* [Given exercise]
Transcribe the material in full. Nothing should differ except that the pictures are left out.

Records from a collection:
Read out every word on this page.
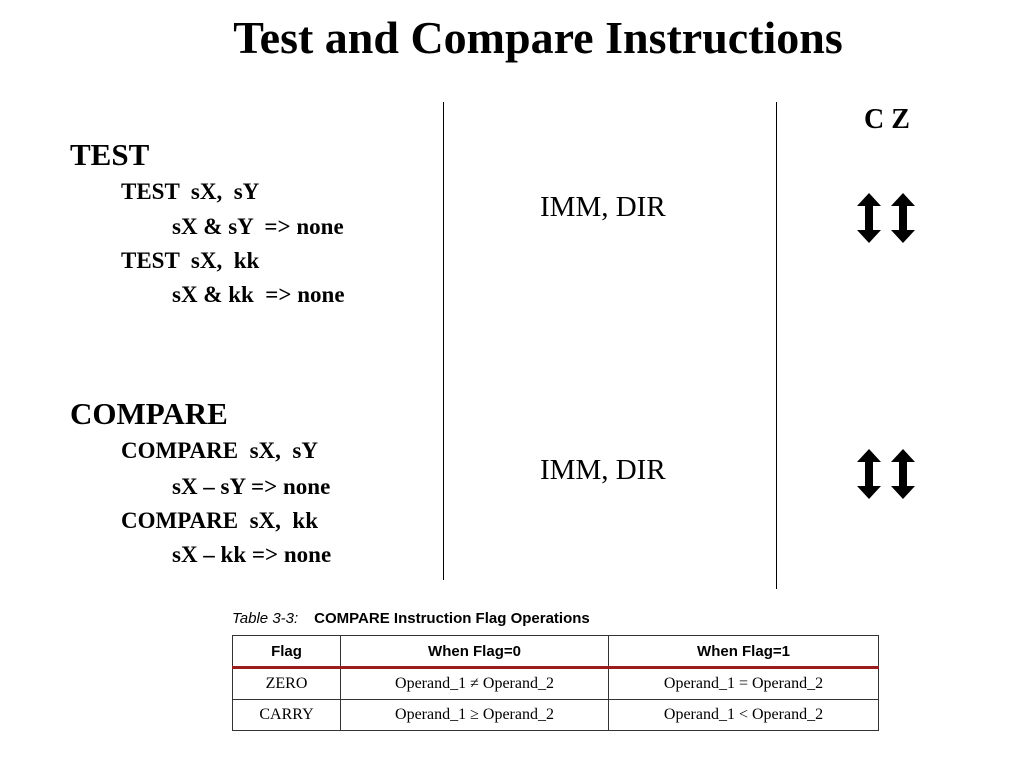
Test and Compare Instructions
C Z
TEST
TEST  sX,  sY
sX & sY  => none
TEST  sX,  kk
sX & kk  => none
IMM, DIR
COMPARE
COMPARE  sX,  sY
sX – sY => none
COMPARE  sX,  kk
sX – kk => none
IMM, DIR
Table 3-3: COMPARE Instruction Flag Operations
Flag	When Flag=0	When Flag=1
ZERO	Operand_1 ≠ Operand_2	Operand_1 = Operand_2
CARRY	Operand_1 ≥ Operand_2	Operand_1 < Operand_2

* [Solution for this problem]
Read out every word on this page.
Test and Compare Instructions
C Z
TEST
TEST  sX,  sY
sX & sY  => none
TEST  sX,  kk
sX & kk  => none
IMM, DIR
COMPARE
COMPARE  sX,  sY
sX – sY => none
COMPARE  sX,  kk
sX – kk => none
IMM, DIR
Table 3-3: COMPARE Instruction Flag Operations
Flag	When Flag=0	When Flag=1
ZERO	Operand_1 ≠ Operand_2	Operand_1 = Operand_2
CARRY	Operand_1 ≥ Operand_2	Operand_1 < Operand_2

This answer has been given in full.